What to produce = Reproduce every entry below precisely. Pictures are excluded from the copy.

___ Record excerpts

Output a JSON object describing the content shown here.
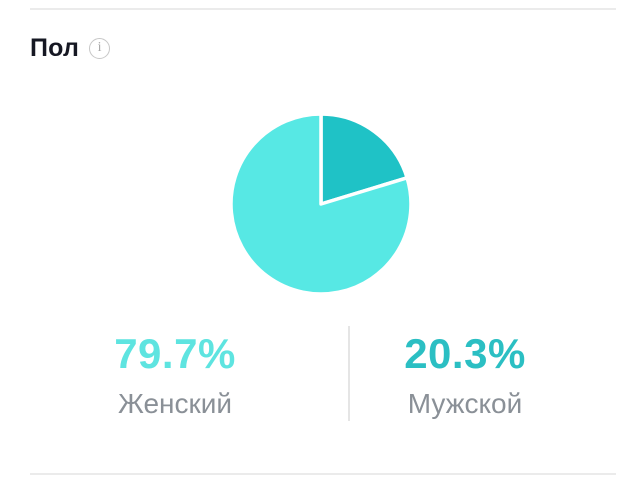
{
  "header": {
    "title": "Пол"
  },
  "chart_data": {
    "type": "pie",
    "title": "Пол",
    "labels": [
      "Женский",
      "Мужской"
    ],
    "ids": [
      "female",
      "male"
    ],
    "values": [
      79.7,
      20.3
    ],
    "colors": [
      "#57e8e4",
      "#1fc2c6"
    ],
    "start_angle_deg": 0,
    "direction": "clockwise",
    "slice_separator_color": "#ffffff",
    "legend_position": "bottom"
  },
  "stats": [
    {
      "percent": "79.7%",
      "label": "Женский",
      "color": "#5ee4e0"
    },
    {
      "percent": "20.3%",
      "label": "Мужской",
      "color": "#2bbfc3"
    }
  ],
  "colors": {
    "female_accent": "#57e8e4",
    "male_accent": "#1fc2c6",
    "title_text": "#161823",
    "label_gray": "#8a9097"
  }
}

______

Task response =
Output a JSON object describing the content shown here.
{
  "header": {
    "title": "Пол"
  },
  "chart_data": {
    "type": "pie",
    "title": "Пол",
    "labels": [
      "Женский",
      "Мужской"
    ],
    "ids": [
      "female",
      "male"
    ],
    "values": [
      79.7,
      20.3
    ],
    "colors": [
      "#57e8e4",
      "#1fc2c6"
    ],
    "start_angle_deg": 0,
    "direction": "clockwise",
    "slice_separator_color": "#ffffff",
    "legend_position": "bottom"
  },
  "stats": [
    {
      "percent": "79.7%",
      "label": "Женский",
      "color": "#5ee4e0"
    },
    {
      "percent": "20.3%",
      "label": "Мужской",
      "color": "#2bbfc3"
    }
  ],
  "colors": {
    "female_accent": "#57e8e4",
    "male_accent": "#1fc2c6",
    "title_text": "#161823",
    "label_gray": "#8a9097"
  }
}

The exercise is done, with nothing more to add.